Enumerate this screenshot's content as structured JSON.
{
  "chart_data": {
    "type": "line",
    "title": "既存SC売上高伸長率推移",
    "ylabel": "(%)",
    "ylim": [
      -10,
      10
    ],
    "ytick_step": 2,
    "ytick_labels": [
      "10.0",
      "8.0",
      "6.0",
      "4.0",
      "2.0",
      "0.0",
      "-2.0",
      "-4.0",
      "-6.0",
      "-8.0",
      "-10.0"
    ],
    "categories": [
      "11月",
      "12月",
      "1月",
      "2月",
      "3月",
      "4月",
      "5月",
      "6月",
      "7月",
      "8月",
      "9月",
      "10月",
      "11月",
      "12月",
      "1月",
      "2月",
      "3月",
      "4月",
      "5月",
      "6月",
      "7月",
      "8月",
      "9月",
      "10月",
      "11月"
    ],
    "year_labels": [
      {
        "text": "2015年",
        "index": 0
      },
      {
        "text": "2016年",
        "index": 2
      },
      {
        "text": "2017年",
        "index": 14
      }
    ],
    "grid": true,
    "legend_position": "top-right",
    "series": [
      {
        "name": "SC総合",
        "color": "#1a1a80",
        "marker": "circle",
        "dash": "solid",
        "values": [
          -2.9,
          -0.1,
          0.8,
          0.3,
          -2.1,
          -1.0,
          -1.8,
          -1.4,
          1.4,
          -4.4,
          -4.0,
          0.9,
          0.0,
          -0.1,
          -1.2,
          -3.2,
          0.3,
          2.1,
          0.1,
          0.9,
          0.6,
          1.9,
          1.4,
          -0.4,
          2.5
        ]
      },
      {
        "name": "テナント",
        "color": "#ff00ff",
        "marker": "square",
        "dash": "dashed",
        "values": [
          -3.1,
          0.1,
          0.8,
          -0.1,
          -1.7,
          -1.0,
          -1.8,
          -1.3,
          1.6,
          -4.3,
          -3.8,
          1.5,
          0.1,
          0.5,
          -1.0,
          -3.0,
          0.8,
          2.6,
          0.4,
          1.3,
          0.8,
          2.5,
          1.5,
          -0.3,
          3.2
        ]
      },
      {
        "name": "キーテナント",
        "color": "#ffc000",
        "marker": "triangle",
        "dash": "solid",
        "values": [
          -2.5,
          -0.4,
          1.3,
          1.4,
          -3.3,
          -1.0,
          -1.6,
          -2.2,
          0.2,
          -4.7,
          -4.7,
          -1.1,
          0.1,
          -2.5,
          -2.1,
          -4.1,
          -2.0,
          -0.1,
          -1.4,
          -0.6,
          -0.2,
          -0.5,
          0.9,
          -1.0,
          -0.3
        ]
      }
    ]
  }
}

Requirement: For the listing above, give the number of lines in which the string "marker" occurs, and nothing else.

Correct result: 3